> **Exercise**: Note how many lines hold the string "this" and give that number without any other words.

Records from a dataset
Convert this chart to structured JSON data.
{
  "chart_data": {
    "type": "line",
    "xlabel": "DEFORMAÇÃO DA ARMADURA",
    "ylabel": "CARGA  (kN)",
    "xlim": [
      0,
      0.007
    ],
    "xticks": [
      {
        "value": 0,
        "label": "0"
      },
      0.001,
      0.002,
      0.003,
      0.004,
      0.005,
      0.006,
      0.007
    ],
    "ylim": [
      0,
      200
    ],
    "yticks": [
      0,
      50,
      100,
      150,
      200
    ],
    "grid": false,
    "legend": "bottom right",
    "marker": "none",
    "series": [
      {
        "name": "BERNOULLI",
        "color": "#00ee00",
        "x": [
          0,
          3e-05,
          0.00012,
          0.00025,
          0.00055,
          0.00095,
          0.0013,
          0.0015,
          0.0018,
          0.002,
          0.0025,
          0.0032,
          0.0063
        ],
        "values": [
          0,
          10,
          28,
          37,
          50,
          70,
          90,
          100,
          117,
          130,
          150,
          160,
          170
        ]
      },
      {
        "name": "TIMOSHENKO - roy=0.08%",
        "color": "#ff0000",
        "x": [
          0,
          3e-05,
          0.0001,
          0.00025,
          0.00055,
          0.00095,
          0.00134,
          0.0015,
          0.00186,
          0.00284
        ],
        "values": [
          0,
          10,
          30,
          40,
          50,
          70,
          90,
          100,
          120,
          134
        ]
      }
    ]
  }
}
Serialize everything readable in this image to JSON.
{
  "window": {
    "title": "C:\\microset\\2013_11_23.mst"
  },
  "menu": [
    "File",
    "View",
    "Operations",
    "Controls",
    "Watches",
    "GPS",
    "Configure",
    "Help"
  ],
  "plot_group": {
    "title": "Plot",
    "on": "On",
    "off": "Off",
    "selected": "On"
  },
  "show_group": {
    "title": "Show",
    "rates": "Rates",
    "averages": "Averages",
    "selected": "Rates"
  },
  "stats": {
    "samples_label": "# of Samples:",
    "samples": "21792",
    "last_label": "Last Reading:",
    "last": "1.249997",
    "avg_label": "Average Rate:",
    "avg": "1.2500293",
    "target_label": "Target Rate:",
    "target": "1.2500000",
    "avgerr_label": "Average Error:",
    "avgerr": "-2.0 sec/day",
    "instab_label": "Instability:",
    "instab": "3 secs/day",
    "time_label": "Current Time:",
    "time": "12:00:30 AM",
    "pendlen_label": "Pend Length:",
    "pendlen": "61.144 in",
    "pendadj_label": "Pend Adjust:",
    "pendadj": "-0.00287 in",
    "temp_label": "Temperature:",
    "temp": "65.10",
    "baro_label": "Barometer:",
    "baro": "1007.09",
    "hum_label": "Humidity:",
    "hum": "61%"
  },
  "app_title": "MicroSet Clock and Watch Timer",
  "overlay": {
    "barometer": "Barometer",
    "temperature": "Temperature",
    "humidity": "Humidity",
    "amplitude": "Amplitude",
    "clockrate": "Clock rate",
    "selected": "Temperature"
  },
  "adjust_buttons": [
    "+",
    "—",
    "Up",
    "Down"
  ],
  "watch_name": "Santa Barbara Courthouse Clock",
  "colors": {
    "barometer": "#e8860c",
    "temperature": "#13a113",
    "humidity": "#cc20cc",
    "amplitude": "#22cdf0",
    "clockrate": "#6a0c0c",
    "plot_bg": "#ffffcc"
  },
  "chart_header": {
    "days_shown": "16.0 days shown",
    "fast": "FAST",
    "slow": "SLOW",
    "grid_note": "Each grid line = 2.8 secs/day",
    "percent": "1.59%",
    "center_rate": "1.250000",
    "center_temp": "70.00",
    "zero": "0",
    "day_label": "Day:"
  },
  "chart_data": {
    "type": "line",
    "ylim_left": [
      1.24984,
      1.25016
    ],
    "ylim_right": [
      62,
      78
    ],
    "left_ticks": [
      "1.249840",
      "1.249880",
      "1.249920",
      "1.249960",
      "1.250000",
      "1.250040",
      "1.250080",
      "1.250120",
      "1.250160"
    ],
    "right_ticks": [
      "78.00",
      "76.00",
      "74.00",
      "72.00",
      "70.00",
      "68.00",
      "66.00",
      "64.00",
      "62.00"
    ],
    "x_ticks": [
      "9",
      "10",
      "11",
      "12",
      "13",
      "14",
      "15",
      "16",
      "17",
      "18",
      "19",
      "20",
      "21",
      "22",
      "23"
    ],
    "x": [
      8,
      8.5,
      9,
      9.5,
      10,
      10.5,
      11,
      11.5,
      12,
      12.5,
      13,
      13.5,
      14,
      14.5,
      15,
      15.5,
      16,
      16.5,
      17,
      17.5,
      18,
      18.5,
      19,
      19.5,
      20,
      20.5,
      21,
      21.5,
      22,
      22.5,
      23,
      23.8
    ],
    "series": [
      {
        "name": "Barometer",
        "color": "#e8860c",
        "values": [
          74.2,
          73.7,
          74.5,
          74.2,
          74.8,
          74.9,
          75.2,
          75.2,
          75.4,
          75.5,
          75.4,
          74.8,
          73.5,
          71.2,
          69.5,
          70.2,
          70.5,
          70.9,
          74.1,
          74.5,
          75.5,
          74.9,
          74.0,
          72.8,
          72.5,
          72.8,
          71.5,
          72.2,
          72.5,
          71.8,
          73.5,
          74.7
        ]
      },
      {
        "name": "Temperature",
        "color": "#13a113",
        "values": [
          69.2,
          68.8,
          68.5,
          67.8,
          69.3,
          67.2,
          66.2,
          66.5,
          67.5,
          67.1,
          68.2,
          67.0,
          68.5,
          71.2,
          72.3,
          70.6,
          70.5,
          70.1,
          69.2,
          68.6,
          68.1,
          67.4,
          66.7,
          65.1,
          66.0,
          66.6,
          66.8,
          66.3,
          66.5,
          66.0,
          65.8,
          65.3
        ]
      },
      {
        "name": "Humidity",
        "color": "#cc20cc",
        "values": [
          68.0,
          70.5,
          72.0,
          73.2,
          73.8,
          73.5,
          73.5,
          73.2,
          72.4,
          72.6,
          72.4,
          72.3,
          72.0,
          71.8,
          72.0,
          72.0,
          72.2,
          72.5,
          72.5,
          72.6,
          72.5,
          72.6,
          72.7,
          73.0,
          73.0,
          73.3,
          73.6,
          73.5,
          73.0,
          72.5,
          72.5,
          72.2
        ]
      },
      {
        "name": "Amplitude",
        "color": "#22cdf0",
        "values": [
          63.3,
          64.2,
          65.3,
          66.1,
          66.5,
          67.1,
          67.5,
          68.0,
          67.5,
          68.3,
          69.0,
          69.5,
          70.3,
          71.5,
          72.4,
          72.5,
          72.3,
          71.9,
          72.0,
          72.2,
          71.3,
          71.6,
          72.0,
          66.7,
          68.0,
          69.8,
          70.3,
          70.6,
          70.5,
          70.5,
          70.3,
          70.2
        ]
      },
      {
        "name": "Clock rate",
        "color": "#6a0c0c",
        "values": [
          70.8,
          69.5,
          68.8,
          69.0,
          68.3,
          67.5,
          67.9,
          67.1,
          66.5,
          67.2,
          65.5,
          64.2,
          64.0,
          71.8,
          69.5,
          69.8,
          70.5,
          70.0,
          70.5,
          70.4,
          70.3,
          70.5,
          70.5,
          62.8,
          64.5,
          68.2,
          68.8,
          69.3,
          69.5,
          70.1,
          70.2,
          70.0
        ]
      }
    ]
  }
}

> **The output**: 2